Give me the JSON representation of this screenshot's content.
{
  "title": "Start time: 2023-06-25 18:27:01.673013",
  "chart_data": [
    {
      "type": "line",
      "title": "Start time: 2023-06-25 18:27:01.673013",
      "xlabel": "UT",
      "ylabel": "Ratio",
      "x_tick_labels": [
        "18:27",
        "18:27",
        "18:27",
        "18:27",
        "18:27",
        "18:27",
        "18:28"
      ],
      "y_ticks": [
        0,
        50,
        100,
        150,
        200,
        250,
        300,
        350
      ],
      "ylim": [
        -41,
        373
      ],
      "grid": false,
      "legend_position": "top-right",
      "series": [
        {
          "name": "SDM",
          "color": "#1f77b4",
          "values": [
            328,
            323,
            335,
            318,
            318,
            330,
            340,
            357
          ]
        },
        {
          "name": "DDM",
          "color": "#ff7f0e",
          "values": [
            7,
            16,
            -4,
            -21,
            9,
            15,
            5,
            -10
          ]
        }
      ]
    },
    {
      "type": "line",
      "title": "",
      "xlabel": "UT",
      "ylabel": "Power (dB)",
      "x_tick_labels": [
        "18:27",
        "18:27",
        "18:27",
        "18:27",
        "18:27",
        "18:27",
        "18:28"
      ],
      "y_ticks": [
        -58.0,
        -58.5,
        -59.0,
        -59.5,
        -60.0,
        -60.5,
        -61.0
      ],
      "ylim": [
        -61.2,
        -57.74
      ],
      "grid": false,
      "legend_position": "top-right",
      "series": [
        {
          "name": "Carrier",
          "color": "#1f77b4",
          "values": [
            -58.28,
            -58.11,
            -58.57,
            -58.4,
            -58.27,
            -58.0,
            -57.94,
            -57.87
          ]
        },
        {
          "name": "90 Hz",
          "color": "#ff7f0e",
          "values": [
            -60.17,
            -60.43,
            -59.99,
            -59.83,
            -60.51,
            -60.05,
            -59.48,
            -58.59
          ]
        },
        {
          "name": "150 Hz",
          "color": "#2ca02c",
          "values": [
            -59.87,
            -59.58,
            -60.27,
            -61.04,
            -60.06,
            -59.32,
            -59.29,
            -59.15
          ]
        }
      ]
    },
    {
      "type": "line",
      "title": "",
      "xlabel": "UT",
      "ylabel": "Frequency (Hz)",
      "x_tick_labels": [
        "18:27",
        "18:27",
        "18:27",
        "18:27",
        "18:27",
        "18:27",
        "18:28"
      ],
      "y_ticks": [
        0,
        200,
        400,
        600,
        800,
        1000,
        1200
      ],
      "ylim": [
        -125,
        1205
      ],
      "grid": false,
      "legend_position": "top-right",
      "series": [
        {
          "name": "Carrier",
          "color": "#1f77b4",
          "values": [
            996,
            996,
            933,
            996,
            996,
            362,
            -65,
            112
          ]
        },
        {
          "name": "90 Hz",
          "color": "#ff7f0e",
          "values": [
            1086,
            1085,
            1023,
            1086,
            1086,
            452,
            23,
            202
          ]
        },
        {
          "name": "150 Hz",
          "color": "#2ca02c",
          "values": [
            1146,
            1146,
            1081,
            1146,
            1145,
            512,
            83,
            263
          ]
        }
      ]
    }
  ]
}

Instructions to follow. Look through the records and gather every line containing "title".

Task output.
  "title": "Start time: 2023-06-25 18:27:01.673013",
      "title": "Start time: 2023-06-25 18:27:01.673013",
      "title": "",
      "title": "",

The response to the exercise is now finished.